_TASK TO COMPLETE_
Work out how many lines hold "document". Give the number and nothing else.

_Raw records_
((
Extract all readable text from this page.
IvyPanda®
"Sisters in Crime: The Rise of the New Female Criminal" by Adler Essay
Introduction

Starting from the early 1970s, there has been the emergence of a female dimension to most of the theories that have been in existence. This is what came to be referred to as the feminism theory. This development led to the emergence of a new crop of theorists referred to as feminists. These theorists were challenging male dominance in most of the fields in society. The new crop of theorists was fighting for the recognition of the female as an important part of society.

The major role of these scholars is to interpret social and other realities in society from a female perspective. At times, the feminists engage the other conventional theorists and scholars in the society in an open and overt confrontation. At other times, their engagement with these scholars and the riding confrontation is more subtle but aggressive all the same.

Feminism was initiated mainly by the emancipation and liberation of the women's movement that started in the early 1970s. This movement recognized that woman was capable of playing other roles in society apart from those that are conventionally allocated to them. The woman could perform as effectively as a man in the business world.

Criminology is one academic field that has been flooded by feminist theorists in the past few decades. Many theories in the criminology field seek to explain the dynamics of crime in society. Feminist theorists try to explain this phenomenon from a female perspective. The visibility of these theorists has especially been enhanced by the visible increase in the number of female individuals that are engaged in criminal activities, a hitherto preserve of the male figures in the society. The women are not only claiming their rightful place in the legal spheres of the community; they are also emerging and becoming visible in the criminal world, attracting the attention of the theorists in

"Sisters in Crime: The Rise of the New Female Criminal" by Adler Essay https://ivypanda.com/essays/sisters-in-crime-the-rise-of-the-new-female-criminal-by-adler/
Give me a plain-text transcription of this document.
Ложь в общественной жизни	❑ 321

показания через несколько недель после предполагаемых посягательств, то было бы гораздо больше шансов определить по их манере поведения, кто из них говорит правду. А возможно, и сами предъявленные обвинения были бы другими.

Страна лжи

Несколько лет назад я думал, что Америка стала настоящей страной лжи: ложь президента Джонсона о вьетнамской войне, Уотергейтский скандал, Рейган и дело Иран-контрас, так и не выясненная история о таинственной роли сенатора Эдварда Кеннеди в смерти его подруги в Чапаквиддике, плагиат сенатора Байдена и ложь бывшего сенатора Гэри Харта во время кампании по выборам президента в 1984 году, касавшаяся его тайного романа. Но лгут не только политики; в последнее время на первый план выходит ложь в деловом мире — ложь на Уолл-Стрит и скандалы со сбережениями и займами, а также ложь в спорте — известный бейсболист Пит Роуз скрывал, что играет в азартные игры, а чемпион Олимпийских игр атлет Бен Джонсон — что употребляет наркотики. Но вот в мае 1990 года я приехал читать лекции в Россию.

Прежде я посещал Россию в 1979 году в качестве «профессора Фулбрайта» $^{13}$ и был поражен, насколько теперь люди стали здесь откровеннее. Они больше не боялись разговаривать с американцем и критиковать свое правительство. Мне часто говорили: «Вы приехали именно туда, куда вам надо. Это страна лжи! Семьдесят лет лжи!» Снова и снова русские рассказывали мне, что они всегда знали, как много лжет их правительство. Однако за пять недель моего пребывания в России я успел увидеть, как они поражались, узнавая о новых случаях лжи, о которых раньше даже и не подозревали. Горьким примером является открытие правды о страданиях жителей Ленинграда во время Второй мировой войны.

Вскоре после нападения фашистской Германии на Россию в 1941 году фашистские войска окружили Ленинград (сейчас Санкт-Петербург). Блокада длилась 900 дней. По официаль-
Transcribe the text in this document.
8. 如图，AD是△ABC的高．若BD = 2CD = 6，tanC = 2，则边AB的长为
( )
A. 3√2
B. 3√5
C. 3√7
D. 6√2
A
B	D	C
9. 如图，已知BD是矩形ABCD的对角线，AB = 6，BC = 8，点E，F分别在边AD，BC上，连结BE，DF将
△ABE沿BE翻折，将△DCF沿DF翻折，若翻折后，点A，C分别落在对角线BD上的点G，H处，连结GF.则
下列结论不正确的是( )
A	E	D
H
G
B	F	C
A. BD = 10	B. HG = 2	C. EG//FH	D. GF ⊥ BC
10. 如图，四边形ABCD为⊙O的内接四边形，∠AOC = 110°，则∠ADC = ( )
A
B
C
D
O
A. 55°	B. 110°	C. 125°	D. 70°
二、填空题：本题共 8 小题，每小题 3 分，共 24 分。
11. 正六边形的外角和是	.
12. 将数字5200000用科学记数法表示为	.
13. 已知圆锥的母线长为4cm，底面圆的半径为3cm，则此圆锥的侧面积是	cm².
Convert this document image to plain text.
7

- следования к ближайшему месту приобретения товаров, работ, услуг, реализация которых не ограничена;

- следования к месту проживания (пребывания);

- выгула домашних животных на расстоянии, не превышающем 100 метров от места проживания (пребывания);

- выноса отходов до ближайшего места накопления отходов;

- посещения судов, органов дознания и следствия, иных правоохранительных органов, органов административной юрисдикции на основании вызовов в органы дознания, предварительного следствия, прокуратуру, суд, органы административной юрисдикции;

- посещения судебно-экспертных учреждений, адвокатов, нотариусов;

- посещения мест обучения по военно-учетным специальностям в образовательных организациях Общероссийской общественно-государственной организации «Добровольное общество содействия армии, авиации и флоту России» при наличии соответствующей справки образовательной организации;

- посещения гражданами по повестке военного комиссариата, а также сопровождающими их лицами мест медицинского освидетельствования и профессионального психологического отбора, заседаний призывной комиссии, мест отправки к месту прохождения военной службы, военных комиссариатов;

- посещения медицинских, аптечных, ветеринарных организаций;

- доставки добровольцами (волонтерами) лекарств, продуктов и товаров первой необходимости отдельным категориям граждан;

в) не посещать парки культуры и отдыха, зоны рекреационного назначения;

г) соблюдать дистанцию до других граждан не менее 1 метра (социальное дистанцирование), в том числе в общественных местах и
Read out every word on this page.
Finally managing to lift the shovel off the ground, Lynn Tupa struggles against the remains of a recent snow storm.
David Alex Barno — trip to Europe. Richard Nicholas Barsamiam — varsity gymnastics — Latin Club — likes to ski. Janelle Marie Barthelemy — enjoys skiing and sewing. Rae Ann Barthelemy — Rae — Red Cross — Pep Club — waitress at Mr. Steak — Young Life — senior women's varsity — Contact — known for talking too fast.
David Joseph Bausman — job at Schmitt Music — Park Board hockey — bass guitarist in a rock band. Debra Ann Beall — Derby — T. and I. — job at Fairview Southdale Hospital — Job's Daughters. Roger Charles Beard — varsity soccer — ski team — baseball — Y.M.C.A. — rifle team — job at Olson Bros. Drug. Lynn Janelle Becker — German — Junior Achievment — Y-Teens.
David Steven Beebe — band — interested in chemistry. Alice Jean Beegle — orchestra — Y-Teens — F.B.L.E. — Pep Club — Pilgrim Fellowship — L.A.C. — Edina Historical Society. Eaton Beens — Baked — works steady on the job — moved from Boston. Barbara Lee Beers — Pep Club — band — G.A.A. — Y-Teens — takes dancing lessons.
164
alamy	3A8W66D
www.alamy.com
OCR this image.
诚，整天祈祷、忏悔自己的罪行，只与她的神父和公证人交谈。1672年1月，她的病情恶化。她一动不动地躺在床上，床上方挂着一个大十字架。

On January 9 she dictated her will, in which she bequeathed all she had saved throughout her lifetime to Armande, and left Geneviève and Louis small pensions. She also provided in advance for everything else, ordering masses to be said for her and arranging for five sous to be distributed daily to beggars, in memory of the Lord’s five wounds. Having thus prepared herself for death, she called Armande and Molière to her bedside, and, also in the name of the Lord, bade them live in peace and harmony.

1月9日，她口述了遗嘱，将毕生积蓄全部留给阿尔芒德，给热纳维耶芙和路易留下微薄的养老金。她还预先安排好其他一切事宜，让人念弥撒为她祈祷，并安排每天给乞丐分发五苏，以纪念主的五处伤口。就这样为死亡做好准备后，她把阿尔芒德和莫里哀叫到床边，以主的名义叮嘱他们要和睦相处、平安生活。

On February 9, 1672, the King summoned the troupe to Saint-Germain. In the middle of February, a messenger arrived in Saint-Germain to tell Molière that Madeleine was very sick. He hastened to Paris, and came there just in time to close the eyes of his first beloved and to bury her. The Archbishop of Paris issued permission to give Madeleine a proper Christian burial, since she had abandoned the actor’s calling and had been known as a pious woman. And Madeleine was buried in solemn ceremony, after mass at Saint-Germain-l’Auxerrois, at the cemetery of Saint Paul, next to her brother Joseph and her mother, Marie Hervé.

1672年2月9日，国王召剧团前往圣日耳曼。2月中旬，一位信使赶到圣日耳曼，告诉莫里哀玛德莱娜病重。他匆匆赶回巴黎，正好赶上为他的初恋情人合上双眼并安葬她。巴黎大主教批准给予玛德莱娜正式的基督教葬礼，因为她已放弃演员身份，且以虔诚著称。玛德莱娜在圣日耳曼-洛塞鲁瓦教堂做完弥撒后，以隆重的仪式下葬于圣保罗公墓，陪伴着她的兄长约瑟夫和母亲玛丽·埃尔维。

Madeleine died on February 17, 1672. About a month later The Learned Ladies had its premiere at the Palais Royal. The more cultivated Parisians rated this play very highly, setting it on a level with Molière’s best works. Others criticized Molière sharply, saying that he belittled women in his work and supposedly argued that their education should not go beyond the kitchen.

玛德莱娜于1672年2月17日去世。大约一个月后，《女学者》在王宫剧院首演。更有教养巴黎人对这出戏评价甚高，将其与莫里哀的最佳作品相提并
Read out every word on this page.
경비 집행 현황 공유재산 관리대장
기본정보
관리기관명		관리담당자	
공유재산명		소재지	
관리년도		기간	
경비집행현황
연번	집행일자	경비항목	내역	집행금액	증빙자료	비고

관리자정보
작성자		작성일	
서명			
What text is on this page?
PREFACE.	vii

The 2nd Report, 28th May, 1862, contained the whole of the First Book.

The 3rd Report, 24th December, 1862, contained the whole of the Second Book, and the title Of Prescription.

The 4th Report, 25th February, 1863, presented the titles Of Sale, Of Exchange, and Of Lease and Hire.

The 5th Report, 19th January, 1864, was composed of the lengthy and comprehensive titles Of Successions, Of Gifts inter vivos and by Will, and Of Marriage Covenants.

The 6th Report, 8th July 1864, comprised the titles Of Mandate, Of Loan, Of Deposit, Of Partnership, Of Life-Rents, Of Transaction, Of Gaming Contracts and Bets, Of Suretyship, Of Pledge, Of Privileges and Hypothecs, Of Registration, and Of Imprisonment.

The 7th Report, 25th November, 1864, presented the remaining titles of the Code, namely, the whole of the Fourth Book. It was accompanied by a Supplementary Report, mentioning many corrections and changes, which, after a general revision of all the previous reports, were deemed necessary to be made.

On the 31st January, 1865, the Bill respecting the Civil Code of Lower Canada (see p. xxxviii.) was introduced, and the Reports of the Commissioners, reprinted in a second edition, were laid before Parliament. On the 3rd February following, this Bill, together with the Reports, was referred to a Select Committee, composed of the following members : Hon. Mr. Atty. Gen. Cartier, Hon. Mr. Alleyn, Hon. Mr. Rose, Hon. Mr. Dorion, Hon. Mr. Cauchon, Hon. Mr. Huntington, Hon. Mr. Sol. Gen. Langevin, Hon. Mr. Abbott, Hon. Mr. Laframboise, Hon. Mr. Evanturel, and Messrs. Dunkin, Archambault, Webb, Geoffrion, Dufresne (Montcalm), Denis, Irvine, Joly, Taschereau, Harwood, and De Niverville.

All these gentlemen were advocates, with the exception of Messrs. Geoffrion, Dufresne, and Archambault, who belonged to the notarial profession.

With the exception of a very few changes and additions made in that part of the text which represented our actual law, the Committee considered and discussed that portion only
))
_FINISHED TASK_
3